[Data entries]
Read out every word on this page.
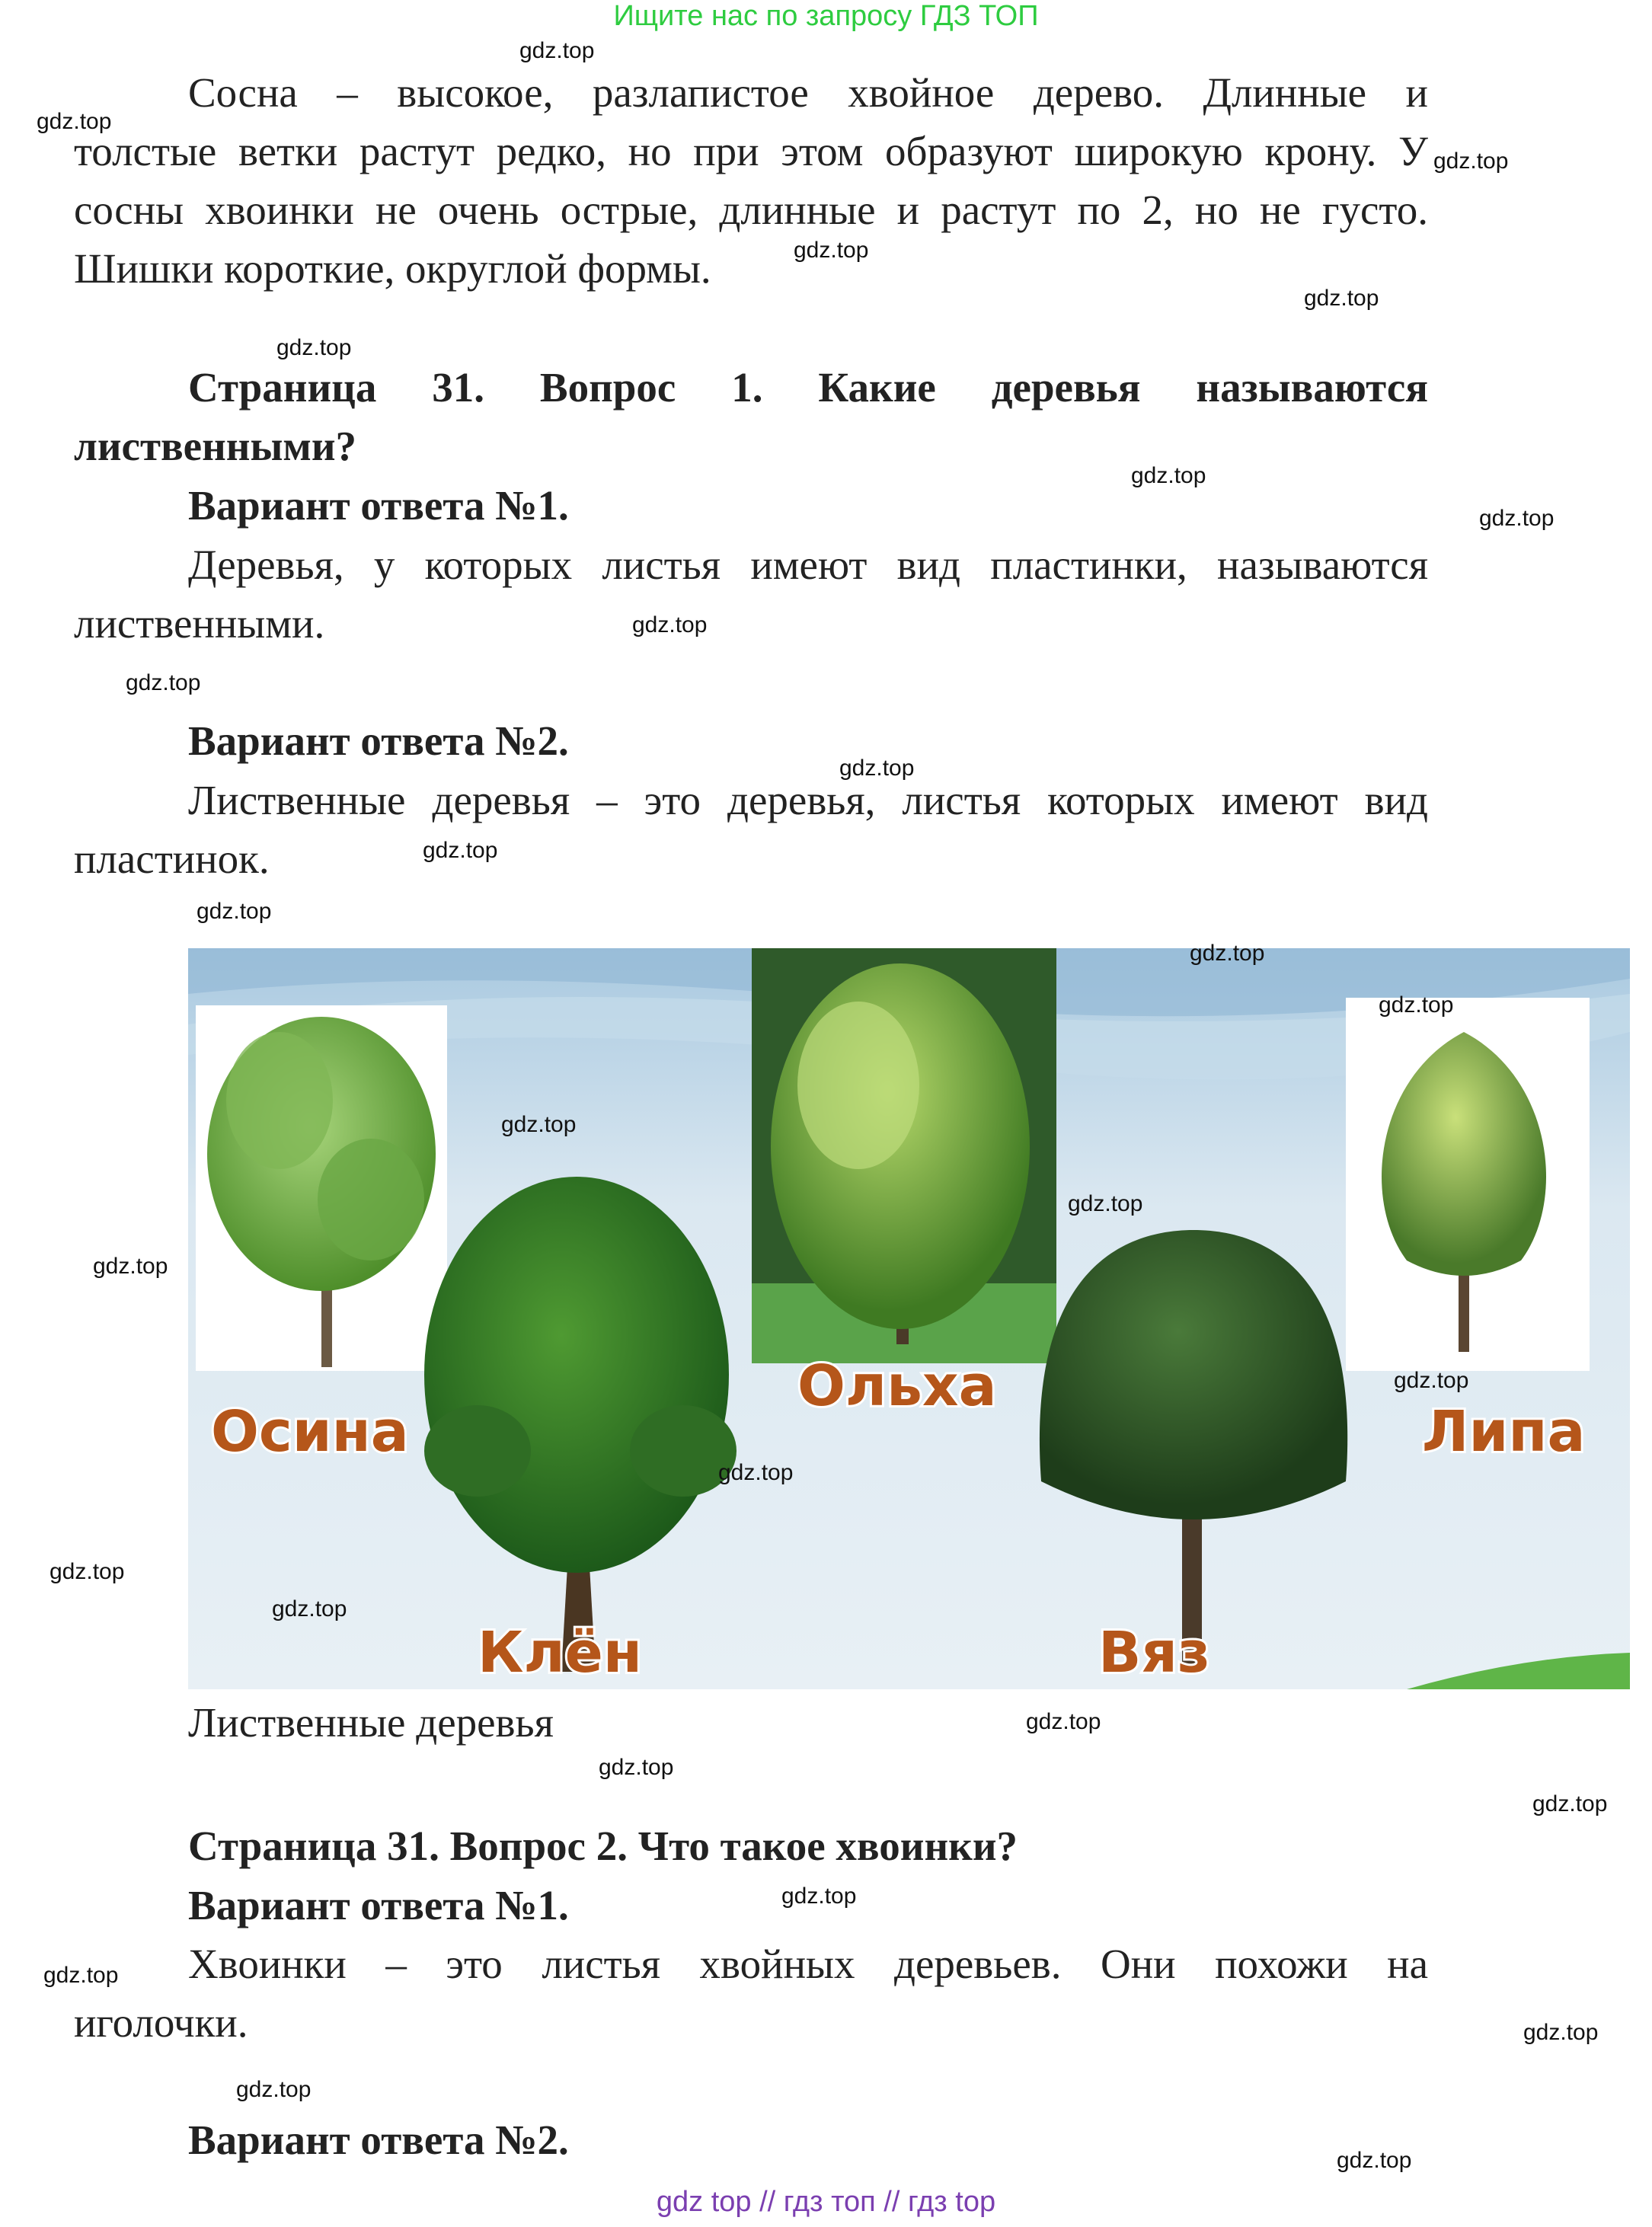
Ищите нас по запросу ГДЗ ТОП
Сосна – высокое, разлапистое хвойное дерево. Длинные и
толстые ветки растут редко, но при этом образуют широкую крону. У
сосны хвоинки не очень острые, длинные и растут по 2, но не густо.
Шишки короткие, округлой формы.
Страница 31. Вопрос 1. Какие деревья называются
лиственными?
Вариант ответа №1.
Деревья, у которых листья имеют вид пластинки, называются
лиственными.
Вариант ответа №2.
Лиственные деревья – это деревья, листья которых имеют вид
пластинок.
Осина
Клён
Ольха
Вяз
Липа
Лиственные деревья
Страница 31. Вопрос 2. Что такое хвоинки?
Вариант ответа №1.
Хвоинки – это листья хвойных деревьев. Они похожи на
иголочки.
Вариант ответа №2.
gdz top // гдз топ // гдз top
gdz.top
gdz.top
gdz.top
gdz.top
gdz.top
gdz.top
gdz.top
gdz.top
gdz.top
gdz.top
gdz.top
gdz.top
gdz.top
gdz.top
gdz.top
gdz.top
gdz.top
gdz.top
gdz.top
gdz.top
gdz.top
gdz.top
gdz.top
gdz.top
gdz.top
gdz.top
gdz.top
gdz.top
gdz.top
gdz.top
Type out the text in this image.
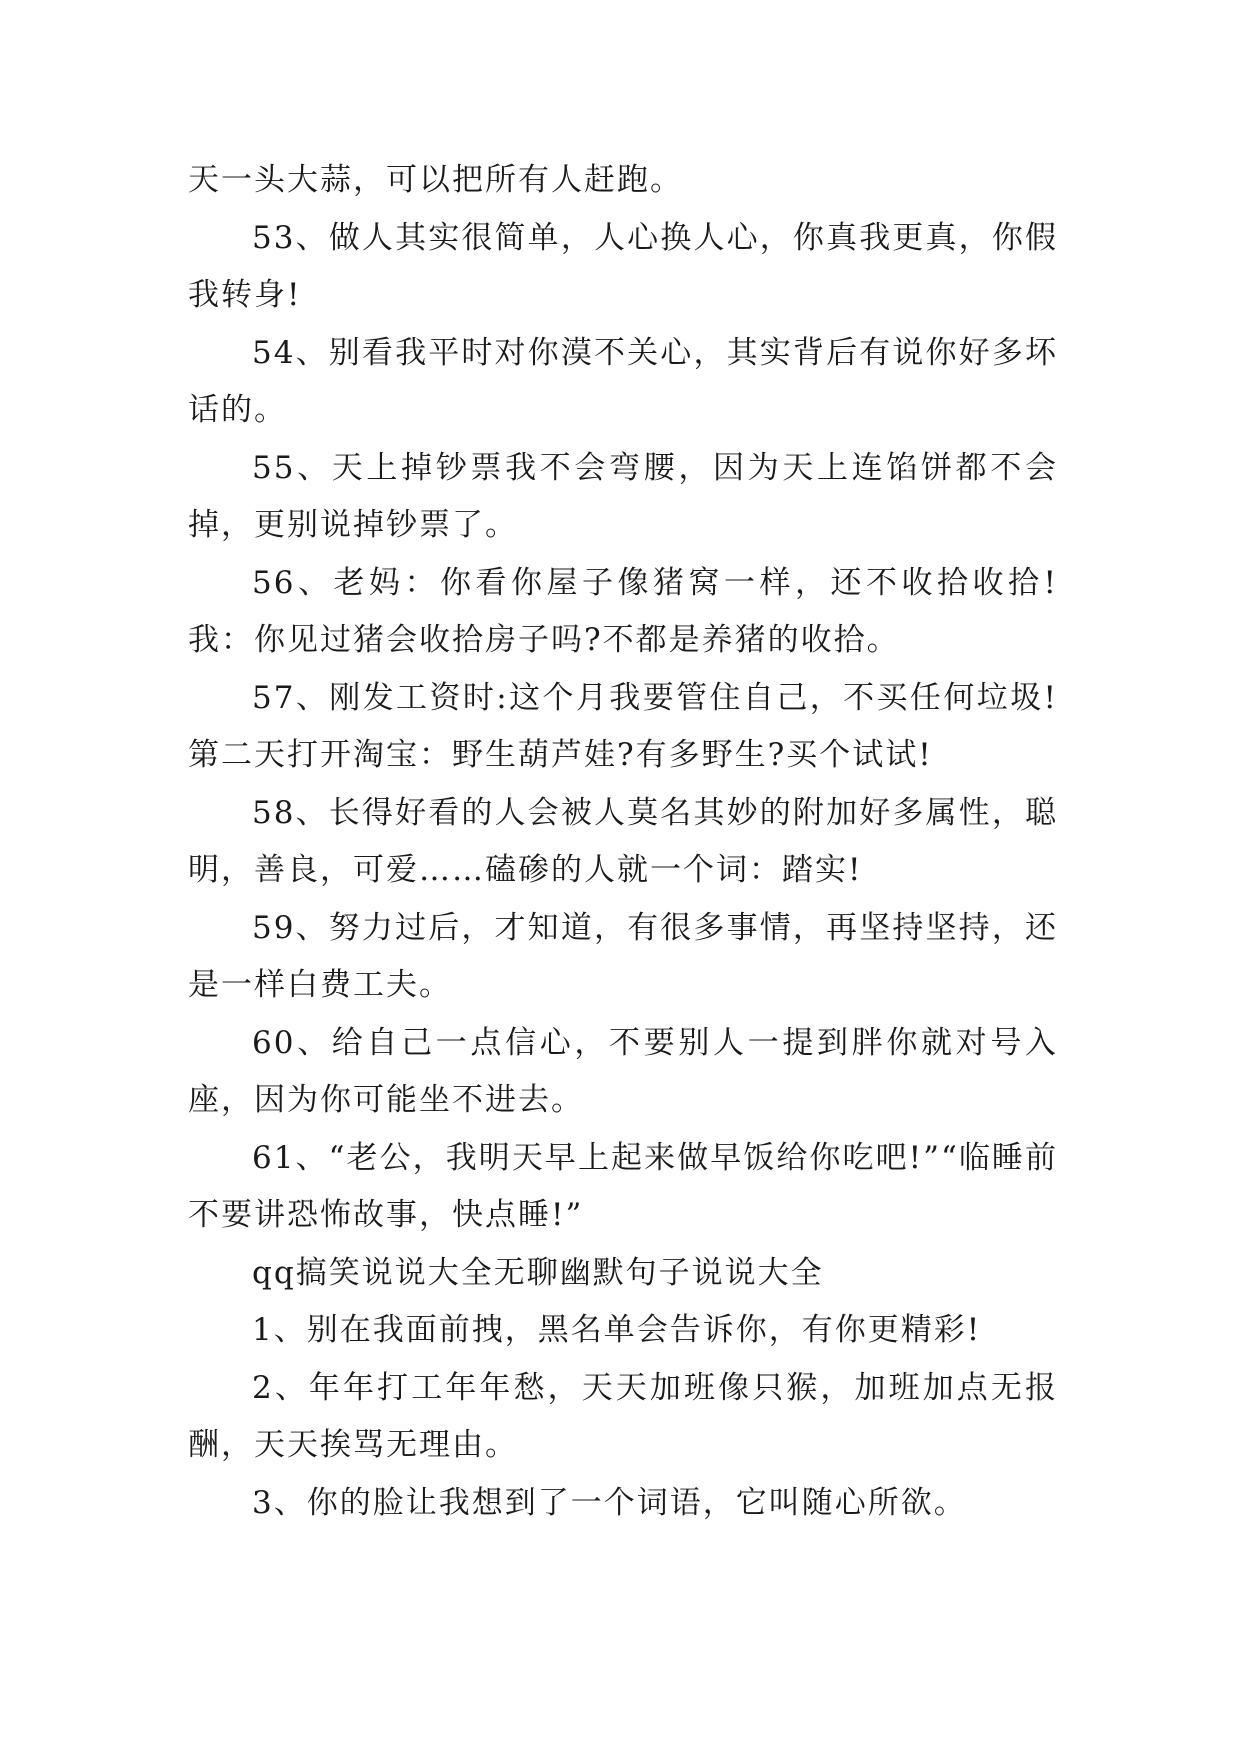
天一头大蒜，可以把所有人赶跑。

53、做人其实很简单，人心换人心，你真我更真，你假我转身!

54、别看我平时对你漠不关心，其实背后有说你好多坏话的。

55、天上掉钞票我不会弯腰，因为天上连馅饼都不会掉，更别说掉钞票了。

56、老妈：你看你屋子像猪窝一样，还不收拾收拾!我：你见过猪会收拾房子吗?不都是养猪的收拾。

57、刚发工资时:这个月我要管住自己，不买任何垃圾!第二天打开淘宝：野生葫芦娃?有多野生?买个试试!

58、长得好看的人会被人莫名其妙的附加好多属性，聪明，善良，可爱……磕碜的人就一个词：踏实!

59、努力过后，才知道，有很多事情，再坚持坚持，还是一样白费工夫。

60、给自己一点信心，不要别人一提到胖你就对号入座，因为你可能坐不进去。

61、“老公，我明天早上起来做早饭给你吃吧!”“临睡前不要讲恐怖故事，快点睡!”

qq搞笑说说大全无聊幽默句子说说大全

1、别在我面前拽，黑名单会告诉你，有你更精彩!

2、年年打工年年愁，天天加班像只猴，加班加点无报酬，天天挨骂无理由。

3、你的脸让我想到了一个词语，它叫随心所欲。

Requirement
Leave the pictures out, and reproduce only the lines from the line holding "Type out the text in this image." through the last line of the material, both included.

Answer to this task
Type out the text in this image.
天一头大蒜，可以把所有人赶跑。

53、做人其实很简单，人心换人心，你真我更真，你假我转身!

54、别看我平时对你漠不关心，其实背后有说你好多坏话的。

55、天上掉钞票我不会弯腰，因为天上连馅饼都不会掉，更别说掉钞票了。

56、老妈：你看你屋子像猪窝一样，还不收拾收拾!我：你见过猪会收拾房子吗?不都是养猪的收拾。

57、刚发工资时:这个月我要管住自己，不买任何垃圾!第二天打开淘宝：野生葫芦娃?有多野生?买个试试!

58、长得好看的人会被人莫名其妙的附加好多属性，聪明，善良，可爱……磕碜的人就一个词：踏实!

59、努力过后，才知道，有很多事情，再坚持坚持，还是一样白费工夫。

60、给自己一点信心，不要别人一提到胖你就对号入座，因为你可能坐不进去。

61、“老公，我明天早上起来做早饭给你吃吧!”“临睡前不要讲恐怖故事，快点睡!”

qq搞笑说说大全无聊幽默句子说说大全

1、别在我面前拽，黑名单会告诉你，有你更精彩!

2、年年打工年年愁，天天加班像只猴，加班加点无报酬，天天挨骂无理由。

3、你的脸让我想到了一个词语，它叫随心所欲。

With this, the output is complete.